Records
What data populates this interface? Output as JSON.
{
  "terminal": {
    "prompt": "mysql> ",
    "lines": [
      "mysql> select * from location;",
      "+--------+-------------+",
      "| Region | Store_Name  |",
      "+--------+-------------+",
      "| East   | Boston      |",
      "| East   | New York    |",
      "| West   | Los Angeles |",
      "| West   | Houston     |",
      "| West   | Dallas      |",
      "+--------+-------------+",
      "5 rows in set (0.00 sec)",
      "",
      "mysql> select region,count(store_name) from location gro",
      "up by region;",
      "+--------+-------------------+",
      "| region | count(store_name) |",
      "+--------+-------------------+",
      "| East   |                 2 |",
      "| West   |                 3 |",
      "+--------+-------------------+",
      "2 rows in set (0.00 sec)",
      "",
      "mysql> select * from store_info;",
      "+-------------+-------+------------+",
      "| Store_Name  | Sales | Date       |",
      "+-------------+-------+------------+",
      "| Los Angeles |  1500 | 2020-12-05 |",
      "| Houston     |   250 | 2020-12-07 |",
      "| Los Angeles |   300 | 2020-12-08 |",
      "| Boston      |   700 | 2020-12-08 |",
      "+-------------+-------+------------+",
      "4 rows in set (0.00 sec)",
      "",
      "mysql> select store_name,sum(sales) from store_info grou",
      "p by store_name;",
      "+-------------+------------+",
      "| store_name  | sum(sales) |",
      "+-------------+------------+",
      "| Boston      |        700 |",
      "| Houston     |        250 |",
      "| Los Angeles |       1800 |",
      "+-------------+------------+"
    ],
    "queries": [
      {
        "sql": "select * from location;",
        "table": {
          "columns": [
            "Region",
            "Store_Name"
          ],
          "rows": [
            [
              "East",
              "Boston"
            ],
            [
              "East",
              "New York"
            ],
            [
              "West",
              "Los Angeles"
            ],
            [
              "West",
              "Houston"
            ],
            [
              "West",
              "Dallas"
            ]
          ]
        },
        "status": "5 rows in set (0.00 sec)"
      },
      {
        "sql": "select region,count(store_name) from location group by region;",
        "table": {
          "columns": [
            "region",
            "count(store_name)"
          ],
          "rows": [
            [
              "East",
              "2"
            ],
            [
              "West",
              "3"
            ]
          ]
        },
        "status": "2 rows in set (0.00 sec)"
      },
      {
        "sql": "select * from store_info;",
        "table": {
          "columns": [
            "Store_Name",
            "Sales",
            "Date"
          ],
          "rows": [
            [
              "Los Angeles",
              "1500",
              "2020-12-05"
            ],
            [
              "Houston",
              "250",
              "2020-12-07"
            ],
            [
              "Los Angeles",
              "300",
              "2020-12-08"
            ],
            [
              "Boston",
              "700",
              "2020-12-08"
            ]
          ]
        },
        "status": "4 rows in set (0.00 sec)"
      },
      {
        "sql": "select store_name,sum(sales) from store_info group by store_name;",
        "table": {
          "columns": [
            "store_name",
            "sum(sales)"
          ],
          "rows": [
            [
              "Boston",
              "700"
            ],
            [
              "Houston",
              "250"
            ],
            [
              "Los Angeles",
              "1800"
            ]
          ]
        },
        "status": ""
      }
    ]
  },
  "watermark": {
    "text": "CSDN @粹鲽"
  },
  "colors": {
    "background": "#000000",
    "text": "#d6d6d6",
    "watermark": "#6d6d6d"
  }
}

Task to complete: Set out the complete listing exactly as shown.

Task output:
What data populates this interface? Output as JSON.
{
  "terminal": {
    "prompt": "mysql> ",
    "lines": [
      "mysql> select * from location;",
      "+--------+-------------+",
      "| Region | Store_Name  |",
      "+--------+-------------+",
      "| East   | Boston      |",
      "| East   | New York    |",
      "| West   | Los Angeles |",
      "| West   | Houston     |",
      "| West   | Dallas      |",
      "+--------+-------------+",
      "5 rows in set (0.00 sec)",
      "",
      "mysql> select region,count(store_name) from location gro",
      "up by region;",
      "+--------+-------------------+",
      "| region | count(store_name) |",
      "+--------+-------------------+",
      "| East   |                 2 |",
      "| West   |                 3 |",
      "+--------+-------------------+",
      "2 rows in set (0.00 sec)",
      "",
      "mysql> select * from store_info;",
      "+-------------+-------+------------+",
      "| Store_Name  | Sales | Date       |",
      "+-------------+-------+------------+",
      "| Los Angeles |  1500 | 2020-12-05 |",
      "| Houston     |   250 | 2020-12-07 |",
      "| Los Angeles |   300 | 2020-12-08 |",
      "| Boston      |   700 | 2020-12-08 |",
      "+-------------+-------+------------+",
      "4 rows in set (0.00 sec)",
      "",
      "mysql> select store_name,sum(sales) from store_info grou",
      "p by store_name;",
      "+-------------+------------+",
      "| store_name  | sum(sales) |",
      "+-------------+------------+",
      "| Boston      |        700 |",
      "| Houston     |        250 |",
      "| Los Angeles |       1800 |",
      "+-------------+------------+"
    ],
    "queries": [
      {
        "sql": "select * from location;",
        "table": {
          "columns": [
            "Region",
            "Store_Name"
          ],
          "rows": [
            [
              "East",
              "Boston"
            ],
            [
              "East",
              "New York"
            ],
            [
              "West",
              "Los Angeles"
            ],
            [
              "West",
              "Houston"
            ],
            [
              "West",
              "Dallas"
            ]
          ]
        },
        "status": "5 rows in set (0.00 sec)"
      },
      {
        "sql": "select region,count(store_name) from location group by region;",
        "table": {
          "columns": [
            "region",
            "count(store_name)"
          ],
          "rows": [
            [
              "East",
              "2"
            ],
            [
              "West",
              "3"
            ]
          ]
        },
        "status": "2 rows in set (0.00 sec)"
      },
      {
        "sql": "select * from store_info;",
        "table": {
          "columns": [
            "Store_Name",
            "Sales",
            "Date"
          ],
          "rows": [
            [
              "Los Angeles",
              "1500",
              "2020-12-05"
            ],
            [
              "Houston",
              "250",
              "2020-12-07"
            ],
            [
              "Los Angeles",
              "300",
              "2020-12-08"
            ],
            [
              "Boston",
              "700",
              "2020-12-08"
            ]
          ]
        },
        "status": "4 rows in set (0.00 sec)"
      },
      {
        "sql": "select store_name,sum(sales) from store_info group by store_name;",
        "table": {
          "columns": [
            "store_name",
            "sum(sales)"
          ],
          "rows": [
            [
              "Boston",
              "700"
            ],
            [
              "Houston",
              "250"
            ],
            [
              "Los Angeles",
              "1800"
            ]
          ]
        },
        "status": ""
      }
    ]
  },
  "watermark": {
    "text": "CSDN @粹鲽"
  },
  "colors": {
    "background": "#000000",
    "text": "#d6d6d6",
    "watermark": "#6d6d6d"
  }
}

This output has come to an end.